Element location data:

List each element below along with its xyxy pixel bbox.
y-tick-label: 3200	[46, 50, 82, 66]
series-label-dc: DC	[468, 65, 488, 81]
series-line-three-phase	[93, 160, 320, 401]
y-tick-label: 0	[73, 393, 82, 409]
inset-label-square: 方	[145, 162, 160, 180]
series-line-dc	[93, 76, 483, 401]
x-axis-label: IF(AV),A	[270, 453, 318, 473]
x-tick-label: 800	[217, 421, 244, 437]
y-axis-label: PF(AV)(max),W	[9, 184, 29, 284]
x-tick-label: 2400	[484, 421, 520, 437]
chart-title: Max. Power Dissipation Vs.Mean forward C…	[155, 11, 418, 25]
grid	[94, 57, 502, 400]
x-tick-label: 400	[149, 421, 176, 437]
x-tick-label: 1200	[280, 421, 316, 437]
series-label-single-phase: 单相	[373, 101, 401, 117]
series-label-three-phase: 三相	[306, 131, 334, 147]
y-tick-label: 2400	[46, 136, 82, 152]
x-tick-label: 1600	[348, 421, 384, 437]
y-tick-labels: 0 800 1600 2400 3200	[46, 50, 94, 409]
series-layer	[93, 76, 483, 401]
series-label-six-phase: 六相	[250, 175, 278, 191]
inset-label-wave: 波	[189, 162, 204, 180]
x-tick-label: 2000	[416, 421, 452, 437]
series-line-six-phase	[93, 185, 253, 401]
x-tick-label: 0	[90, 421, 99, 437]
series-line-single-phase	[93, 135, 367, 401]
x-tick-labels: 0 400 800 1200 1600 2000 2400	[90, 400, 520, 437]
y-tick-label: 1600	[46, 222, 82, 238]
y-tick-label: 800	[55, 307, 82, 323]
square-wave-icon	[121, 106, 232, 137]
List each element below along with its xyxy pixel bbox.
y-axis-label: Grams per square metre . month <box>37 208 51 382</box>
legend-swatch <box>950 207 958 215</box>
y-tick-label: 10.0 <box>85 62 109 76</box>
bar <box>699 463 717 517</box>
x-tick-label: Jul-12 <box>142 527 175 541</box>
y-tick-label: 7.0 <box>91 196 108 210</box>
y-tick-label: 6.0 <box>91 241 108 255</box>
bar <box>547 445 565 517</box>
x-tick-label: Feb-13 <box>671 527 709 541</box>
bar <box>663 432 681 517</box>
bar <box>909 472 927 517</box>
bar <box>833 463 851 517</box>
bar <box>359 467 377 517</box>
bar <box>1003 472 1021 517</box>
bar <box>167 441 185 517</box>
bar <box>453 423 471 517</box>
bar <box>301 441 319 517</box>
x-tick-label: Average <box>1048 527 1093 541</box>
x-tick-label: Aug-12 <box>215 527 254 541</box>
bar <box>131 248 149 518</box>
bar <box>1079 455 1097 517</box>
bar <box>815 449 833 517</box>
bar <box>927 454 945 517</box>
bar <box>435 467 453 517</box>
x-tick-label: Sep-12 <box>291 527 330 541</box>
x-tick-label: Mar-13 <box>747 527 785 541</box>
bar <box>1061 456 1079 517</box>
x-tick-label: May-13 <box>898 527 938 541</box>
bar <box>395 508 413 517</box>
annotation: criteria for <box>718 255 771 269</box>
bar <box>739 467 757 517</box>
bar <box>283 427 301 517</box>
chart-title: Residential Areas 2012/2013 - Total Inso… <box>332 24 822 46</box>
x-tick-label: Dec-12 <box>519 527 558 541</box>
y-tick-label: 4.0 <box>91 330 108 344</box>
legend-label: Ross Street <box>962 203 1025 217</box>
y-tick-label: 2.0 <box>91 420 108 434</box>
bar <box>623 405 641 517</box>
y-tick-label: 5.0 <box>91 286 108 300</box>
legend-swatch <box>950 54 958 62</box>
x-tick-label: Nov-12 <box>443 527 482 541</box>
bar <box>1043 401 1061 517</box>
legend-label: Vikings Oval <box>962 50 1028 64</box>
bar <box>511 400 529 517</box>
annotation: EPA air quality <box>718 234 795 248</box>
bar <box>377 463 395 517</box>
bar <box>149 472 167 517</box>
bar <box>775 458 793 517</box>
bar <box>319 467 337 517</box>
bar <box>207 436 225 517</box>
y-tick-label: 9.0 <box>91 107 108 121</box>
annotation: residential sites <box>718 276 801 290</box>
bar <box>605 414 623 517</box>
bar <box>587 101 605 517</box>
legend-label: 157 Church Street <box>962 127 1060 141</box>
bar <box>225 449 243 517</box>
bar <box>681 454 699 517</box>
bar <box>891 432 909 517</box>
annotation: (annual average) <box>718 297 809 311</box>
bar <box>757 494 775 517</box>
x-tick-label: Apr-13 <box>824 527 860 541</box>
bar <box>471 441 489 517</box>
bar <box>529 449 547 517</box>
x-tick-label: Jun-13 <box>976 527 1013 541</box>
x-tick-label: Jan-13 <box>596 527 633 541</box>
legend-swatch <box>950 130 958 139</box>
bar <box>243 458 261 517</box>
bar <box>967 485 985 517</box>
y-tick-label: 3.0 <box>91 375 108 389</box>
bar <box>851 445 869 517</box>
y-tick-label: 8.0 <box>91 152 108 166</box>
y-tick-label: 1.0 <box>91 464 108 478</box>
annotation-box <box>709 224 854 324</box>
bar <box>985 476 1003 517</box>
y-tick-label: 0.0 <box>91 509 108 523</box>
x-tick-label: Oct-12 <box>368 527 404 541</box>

* _DIRECTIONS FOR THIS TASK_:
Print every line of the records above again without changing anything.

* _EXPECTED ANSWER_:
List each element below along with its xyxy pixel bbox.
y-tick-label: 3200	[46, 50, 82, 66]
series-label-dc: DC	[468, 65, 488, 81]
series-line-three-phase	[93, 160, 320, 401]
y-tick-label: 0	[73, 393, 82, 409]
inset-label-square: 方	[145, 162, 160, 180]
series-line-dc	[93, 76, 483, 401]
x-axis-label: IF(AV),A	[270, 453, 318, 473]
x-tick-label: 800	[217, 421, 244, 437]
y-axis-label: PF(AV)(max),W	[9, 184, 29, 284]
x-tick-label: 2400	[484, 421, 520, 437]
chart-title: Max. Power Dissipation Vs.Mean forward C…	[155, 11, 418, 25]
grid	[94, 57, 502, 400]
x-tick-label: 400	[149, 421, 176, 437]
x-tick-label: 1200	[280, 421, 316, 437]
series-label-single-phase: 单相	[373, 101, 401, 117]
series-label-three-phase: 三相	[306, 131, 334, 147]
y-tick-label: 2400	[46, 136, 82, 152]
x-tick-label: 1600	[348, 421, 384, 437]
y-tick-labels: 0 800 1600 2400 3200	[46, 50, 94, 409]
series-layer	[93, 76, 483, 401]
series-label-six-phase: 六相	[250, 175, 278, 191]
inset-label-wave: 波	[189, 162, 204, 180]
x-tick-label: 2000	[416, 421, 452, 437]
series-line-six-phase	[93, 185, 253, 401]
x-tick-label: 0	[90, 421, 99, 437]
series-line-single-phase	[93, 135, 367, 401]
x-tick-labels: 0 400 800 1200 1600 2000 2400	[90, 400, 520, 437]
y-tick-label: 1600	[46, 222, 82, 238]
y-tick-label: 800	[55, 307, 82, 323]
square-wave-icon	[121, 106, 232, 137]
List each element below along with its xyxy pixel bbox.
y-axis-label: Grams per square metre . month <box>37 208 51 382</box>
legend-swatch <box>950 207 958 215</box>
y-tick-label: 10.0 <box>85 62 109 76</box>
bar <box>699 463 717 517</box>
x-tick-label: Jul-12 <box>142 527 175 541</box>
y-tick-label: 7.0 <box>91 196 108 210</box>
y-tick-label: 6.0 <box>91 241 108 255</box>
bar <box>547 445 565 517</box>
x-tick-label: Feb-13 <box>671 527 709 541</box>
bar <box>663 432 681 517</box>
bar <box>909 472 927 517</box>
bar <box>833 463 851 517</box>
bar <box>359 467 377 517</box>
bar <box>1003 472 1021 517</box>
bar <box>167 441 185 517</box>
bar <box>453 423 471 517</box>
bar <box>301 441 319 517</box>
x-tick-label: Average <box>1048 527 1093 541</box>
x-tick-label: Aug-12 <box>215 527 254 541</box>
bar <box>131 248 149 518</box>
bar <box>1079 455 1097 517</box>
bar <box>815 449 833 517</box>
bar <box>927 454 945 517</box>
bar <box>435 467 453 517</box>
x-tick-label: Sep-12 <box>291 527 330 541</box>
x-tick-label: Mar-13 <box>747 527 785 541</box>
bar <box>1061 456 1079 517</box>
x-tick-label: May-13 <box>898 527 938 541</box>
bar <box>395 508 413 517</box>
annotation: criteria for <box>718 255 771 269</box>
bar <box>739 467 757 517</box>
bar <box>283 427 301 517</box>
chart-title: Residential Areas 2012/2013 - Total Inso… <box>332 24 822 46</box>
x-tick-label: Dec-12 <box>519 527 558 541</box>
y-tick-label: 4.0 <box>91 330 108 344</box>
legend-label: Ross Street <box>962 203 1025 217</box>
y-tick-label: 2.0 <box>91 420 108 434</box>
bar <box>623 405 641 517</box>
y-tick-label: 5.0 <box>91 286 108 300</box>
legend-swatch <box>950 54 958 62</box>
x-tick-label: Nov-12 <box>443 527 482 541</box>
bar <box>1043 401 1061 517</box>
legend-label: Vikings Oval <box>962 50 1028 64</box>
bar <box>511 400 529 517</box>
annotation: EPA air quality <box>718 234 795 248</box>
bar <box>377 463 395 517</box>
bar <box>149 472 167 517</box>
bar <box>775 458 793 517</box>
bar <box>319 467 337 517</box>
bar <box>207 436 225 517</box>
y-tick-label: 9.0 <box>91 107 108 121</box>
annotation: residential sites <box>718 276 801 290</box>
bar <box>605 414 623 517</box>
bar <box>587 101 605 517</box>
legend-label: 157 Church Street <box>962 127 1060 141</box>
bar <box>225 449 243 517</box>
bar <box>681 454 699 517</box>
bar <box>891 432 909 517</box>
annotation: (annual average) <box>718 297 809 311</box>
bar <box>757 494 775 517</box>
x-tick-label: Apr-13 <box>824 527 860 541</box>
bar <box>471 441 489 517</box>
bar <box>529 449 547 517</box>
x-tick-label: Jun-13 <box>976 527 1013 541</box>
x-tick-label: Jan-13 <box>596 527 633 541</box>
legend-swatch <box>950 130 958 139</box>
bar <box>243 458 261 517</box>
bar <box>967 485 985 517</box>
y-tick-label: 3.0 <box>91 375 108 389</box>
bar <box>851 445 869 517</box>
y-tick-label: 8.0 <box>91 152 108 166</box>
y-tick-label: 1.0 <box>91 464 108 478</box>
annotation-box <box>709 224 854 324</box>
bar <box>985 476 1003 517</box>
y-tick-label: 0.0 <box>91 509 108 523</box>
x-tick-label: Oct-12 <box>368 527 404 541</box>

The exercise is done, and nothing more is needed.